### Task instructions
Copy every line of the data exactly, leaving nothing out.

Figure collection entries

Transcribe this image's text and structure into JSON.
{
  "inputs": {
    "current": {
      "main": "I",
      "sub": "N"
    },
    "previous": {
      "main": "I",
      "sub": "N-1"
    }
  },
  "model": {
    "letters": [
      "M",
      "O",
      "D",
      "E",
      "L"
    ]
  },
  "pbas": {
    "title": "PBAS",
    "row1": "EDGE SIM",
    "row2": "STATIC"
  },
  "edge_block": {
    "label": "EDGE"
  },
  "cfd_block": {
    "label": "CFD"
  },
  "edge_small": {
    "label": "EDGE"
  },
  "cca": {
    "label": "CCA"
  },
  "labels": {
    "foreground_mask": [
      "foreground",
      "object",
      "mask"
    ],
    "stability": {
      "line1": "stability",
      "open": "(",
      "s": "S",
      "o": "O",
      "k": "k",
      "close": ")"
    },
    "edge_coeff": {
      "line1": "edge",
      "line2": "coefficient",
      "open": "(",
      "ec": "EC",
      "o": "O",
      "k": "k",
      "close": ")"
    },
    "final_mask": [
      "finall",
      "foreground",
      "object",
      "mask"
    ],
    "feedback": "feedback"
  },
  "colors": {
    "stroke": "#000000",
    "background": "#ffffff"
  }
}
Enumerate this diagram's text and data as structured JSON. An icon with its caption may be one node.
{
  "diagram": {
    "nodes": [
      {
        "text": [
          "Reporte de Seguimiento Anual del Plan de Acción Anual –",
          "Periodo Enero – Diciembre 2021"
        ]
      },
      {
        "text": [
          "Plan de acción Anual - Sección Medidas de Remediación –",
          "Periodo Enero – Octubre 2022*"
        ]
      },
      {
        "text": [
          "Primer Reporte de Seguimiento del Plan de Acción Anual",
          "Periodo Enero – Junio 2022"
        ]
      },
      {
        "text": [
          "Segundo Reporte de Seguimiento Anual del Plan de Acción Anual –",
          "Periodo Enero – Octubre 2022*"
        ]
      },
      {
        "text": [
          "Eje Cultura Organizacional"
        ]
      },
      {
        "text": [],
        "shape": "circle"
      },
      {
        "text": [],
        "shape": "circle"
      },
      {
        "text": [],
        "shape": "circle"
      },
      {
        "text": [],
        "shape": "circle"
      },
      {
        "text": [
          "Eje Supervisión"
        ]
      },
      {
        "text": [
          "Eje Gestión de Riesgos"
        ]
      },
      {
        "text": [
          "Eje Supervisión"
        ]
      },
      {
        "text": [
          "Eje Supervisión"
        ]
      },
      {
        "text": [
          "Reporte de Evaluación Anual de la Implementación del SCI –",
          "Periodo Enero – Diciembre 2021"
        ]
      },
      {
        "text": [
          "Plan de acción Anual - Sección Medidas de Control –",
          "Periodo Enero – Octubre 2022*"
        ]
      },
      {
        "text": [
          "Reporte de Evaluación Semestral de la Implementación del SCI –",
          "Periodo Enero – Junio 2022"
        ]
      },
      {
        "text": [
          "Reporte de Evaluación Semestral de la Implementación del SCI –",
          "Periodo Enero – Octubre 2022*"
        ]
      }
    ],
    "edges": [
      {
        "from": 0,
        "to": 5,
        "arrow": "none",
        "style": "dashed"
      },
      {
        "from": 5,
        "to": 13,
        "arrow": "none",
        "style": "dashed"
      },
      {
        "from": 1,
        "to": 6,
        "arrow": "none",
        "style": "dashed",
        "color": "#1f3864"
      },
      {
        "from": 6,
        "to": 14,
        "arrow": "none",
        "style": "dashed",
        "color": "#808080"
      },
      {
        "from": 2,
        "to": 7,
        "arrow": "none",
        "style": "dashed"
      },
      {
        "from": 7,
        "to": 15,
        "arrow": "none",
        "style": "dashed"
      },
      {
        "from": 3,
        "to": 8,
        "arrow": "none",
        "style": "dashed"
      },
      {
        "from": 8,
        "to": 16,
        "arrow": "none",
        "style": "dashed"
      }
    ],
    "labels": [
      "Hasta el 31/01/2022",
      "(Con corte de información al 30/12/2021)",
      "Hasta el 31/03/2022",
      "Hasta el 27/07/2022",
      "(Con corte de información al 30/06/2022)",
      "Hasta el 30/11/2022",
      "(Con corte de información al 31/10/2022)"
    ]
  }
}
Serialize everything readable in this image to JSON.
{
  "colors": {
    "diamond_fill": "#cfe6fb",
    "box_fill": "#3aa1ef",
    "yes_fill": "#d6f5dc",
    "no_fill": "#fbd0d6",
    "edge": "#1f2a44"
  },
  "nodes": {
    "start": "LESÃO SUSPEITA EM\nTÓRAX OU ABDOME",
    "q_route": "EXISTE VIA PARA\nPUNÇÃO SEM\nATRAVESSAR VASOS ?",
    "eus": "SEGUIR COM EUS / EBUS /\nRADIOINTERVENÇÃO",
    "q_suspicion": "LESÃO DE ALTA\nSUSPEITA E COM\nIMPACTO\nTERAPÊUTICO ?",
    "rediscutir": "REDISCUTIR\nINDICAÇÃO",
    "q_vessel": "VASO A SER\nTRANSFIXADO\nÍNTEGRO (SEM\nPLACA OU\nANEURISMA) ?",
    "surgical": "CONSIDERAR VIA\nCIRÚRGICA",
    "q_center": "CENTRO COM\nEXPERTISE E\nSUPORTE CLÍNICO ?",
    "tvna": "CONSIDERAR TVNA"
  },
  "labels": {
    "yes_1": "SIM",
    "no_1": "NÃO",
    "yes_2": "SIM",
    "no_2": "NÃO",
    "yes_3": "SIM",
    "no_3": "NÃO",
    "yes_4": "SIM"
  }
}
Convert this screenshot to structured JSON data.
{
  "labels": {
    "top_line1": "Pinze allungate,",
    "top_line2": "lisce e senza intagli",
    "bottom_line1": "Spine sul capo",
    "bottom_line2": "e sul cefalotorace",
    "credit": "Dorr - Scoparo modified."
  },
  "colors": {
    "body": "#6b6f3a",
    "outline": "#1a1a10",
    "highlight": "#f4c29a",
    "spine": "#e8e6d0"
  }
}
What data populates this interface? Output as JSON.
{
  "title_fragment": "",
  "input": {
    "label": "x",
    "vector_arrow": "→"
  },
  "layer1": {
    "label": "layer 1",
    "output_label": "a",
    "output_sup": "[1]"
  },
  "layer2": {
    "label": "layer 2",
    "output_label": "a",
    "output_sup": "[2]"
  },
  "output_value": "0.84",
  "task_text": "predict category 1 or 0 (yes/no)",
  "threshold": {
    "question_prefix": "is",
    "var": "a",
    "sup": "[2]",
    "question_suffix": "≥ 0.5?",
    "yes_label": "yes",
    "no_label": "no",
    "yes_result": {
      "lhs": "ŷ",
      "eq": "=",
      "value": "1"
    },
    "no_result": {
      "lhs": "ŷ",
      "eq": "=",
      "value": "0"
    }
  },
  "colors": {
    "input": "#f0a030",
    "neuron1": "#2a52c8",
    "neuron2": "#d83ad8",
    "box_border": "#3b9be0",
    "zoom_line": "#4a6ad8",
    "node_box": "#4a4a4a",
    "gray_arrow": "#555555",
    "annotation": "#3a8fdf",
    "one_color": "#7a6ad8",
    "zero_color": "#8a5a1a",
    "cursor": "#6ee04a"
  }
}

### Solution to this task
Transcribe this image's text and structure into JSON.
{
  "inputs": {
    "current": {
      "main": "I",
      "sub": "N"
    },
    "previous": {
      "main": "I",
      "sub": "N-1"
    }
  },
  "model": {
    "letters": [
      "M",
      "O",
      "D",
      "E",
      "L"
    ]
  },
  "pbas": {
    "title": "PBAS",
    "row1": "EDGE SIM",
    "row2": "STATIC"
  },
  "edge_block": {
    "label": "EDGE"
  },
  "cfd_block": {
    "label": "CFD"
  },
  "edge_small": {
    "label": "EDGE"
  },
  "cca": {
    "label": "CCA"
  },
  "labels": {
    "foreground_mask": [
      "foreground",
      "object",
      "mask"
    ],
    "stability": {
      "line1": "stability",
      "open": "(",
      "s": "S",
      "o": "O",
      "k": "k",
      "close": ")"
    },
    "edge_coeff": {
      "line1": "edge",
      "line2": "coefficient",
      "open": "(",
      "ec": "EC",
      "o": "O",
      "k": "k",
      "close": ")"
    },
    "final_mask": [
      "finall",
      "foreground",
      "object",
      "mask"
    ],
    "feedback": "feedback"
  },
  "colors": {
    "stroke": "#000000",
    "background": "#ffffff"
  }
}
Enumerate this diagram's text and data as structured JSON. An icon with its caption may be one node.
{
  "diagram": {
    "nodes": [
      {
        "text": [
          "Reporte de Seguimiento Anual del Plan de Acción Anual –",
          "Periodo Enero – Diciembre 2021"
        ]
      },
      {
        "text": [
          "Plan de acción Anual - Sección Medidas de Remediación –",
          "Periodo Enero – Octubre 2022*"
        ]
      },
      {
        "text": [
          "Primer Reporte de Seguimiento del Plan de Acción Anual",
          "Periodo Enero – Junio 2022"
        ]
      },
      {
        "text": [
          "Segundo Reporte de Seguimiento Anual del Plan de Acción Anual –",
          "Periodo Enero – Octubre 2022*"
        ]
      },
      {
        "text": [
          "Eje Cultura Organizacional"
        ]
      },
      {
        "text": [],
        "shape": "circle"
      },
      {
        "text": [],
        "shape": "circle"
      },
      {
        "text": [],
        "shape": "circle"
      },
      {
        "text": [],
        "shape": "circle"
      },
      {
        "text": [
          "Eje Supervisión"
        ]
      },
      {
        "text": [
          "Eje Gestión de Riesgos"
        ]
      },
      {
        "text": [
          "Eje Supervisión"
        ]
      },
      {
        "text": [
          "Eje Supervisión"
        ]
      },
      {
        "text": [
          "Reporte de Evaluación Anual de la Implementación del SCI –",
          "Periodo Enero – Diciembre 2021"
        ]
      },
      {
        "text": [
          "Plan de acción Anual - Sección Medidas de Control –",
          "Periodo Enero – Octubre 2022*"
        ]
      },
      {
        "text": [
          "Reporte de Evaluación Semestral de la Implementación del SCI –",
          "Periodo Enero – Junio 2022"
        ]
      },
      {
        "text": [
          "Reporte de Evaluación Semestral de la Implementación del SCI –",
          "Periodo Enero – Octubre 2022*"
        ]
      }
    ],
    "edges": [
      {
        "from": 0,
        "to": 5,
        "arrow": "none",
        "style": "dashed"
      },
      {
        "from": 5,
        "to": 13,
        "arrow": "none",
        "style": "dashed"
      },
      {
        "from": 1,
        "to": 6,
        "arrow": "none",
        "style": "dashed",
        "color": "#1f3864"
      },
      {
        "from": 6,
        "to": 14,
        "arrow": "none",
        "style": "dashed",
        "color": "#808080"
      },
      {
        "from": 2,
        "to": 7,
        "arrow": "none",
        "style": "dashed"
      },
      {
        "from": 7,
        "to": 15,
        "arrow": "none",
        "style": "dashed"
      },
      {
        "from": 3,
        "to": 8,
        "arrow": "none",
        "style": "dashed"
      },
      {
        "from": 8,
        "to": 16,
        "arrow": "none",
        "style": "dashed"
      }
    ],
    "labels": [
      "Hasta el 31/01/2022",
      "(Con corte de información al 30/12/2021)",
      "Hasta el 31/03/2022",
      "Hasta el 27/07/2022",
      "(Con corte de información al 30/06/2022)",
      "Hasta el 30/11/2022",
      "(Con corte de información al 31/10/2022)"
    ]
  }
}
Serialize everything readable in this image to JSON.
{
  "colors": {
    "diamond_fill": "#cfe6fb",
    "box_fill": "#3aa1ef",
    "yes_fill": "#d6f5dc",
    "no_fill": "#fbd0d6",
    "edge": "#1f2a44"
  },
  "nodes": {
    "start": "LESÃO SUSPEITA EM\nTÓRAX OU ABDOME",
    "q_route": "EXISTE VIA PARA\nPUNÇÃO SEM\nATRAVESSAR VASOS ?",
    "eus": "SEGUIR COM EUS / EBUS /\nRADIOINTERVENÇÃO",
    "q_suspicion": "LESÃO DE ALTA\nSUSPEITA E COM\nIMPACTO\nTERAPÊUTICO ?",
    "rediscutir": "REDISCUTIR\nINDICAÇÃO",
    "q_vessel": "VASO A SER\nTRANSFIXADO\nÍNTEGRO (SEM\nPLACA OU\nANEURISMA) ?",
    "surgical": "CONSIDERAR VIA\nCIRÚRGICA",
    "q_center": "CENTRO COM\nEXPERTISE E\nSUPORTE CLÍNICO ?",
    "tvna": "CONSIDERAR TVNA"
  },
  "labels": {
    "yes_1": "SIM",
    "no_1": "NÃO",
    "yes_2": "SIM",
    "no_2": "NÃO",
    "yes_3": "SIM",
    "no_3": "NÃO",
    "yes_4": "SIM"
  }
}
Convert this screenshot to structured JSON data.
{
  "labels": {
    "top_line1": "Pinze allungate,",
    "top_line2": "lisce e senza intagli",
    "bottom_line1": "Spine sul capo",
    "bottom_line2": "e sul cefalotorace",
    "credit": "Dorr - Scoparo modified."
  },
  "colors": {
    "body": "#6b6f3a",
    "outline": "#1a1a10",
    "highlight": "#f4c29a",
    "spine": "#e8e6d0"
  }
}
What data populates this interface? Output as JSON.
{
  "title_fragment": "",
  "input": {
    "label": "x",
    "vector_arrow": "→"
  },
  "layer1": {
    "label": "layer 1",
    "output_label": "a",
    "output_sup": "[1]"
  },
  "layer2": {
    "label": "layer 2",
    "output_label": "a",
    "output_sup": "[2]"
  },
  "output_value": "0.84",
  "task_text": "predict category 1 or 0 (yes/no)",
  "threshold": {
    "question_prefix": "is",
    "var": "a",
    "sup": "[2]",
    "question_suffix": "≥ 0.5?",
    "yes_label": "yes",
    "no_label": "no",
    "yes_result": {
      "lhs": "ŷ",
      "eq": "=",
      "value": "1"
    },
    "no_result": {
      "lhs": "ŷ",
      "eq": "=",
      "value": "0"
    }
  },
  "colors": {
    "input": "#f0a030",
    "neuron1": "#2a52c8",
    "neuron2": "#d83ad8",
    "box_border": "#3b9be0",
    "zoom_line": "#4a6ad8",
    "node_box": "#4a4a4a",
    "gray_arrow": "#555555",
    "annotation": "#3a8fdf",
    "one_color": "#7a6ad8",
    "zero_color": "#8a5a1a",
    "cursor": "#6ee04a"
  }
}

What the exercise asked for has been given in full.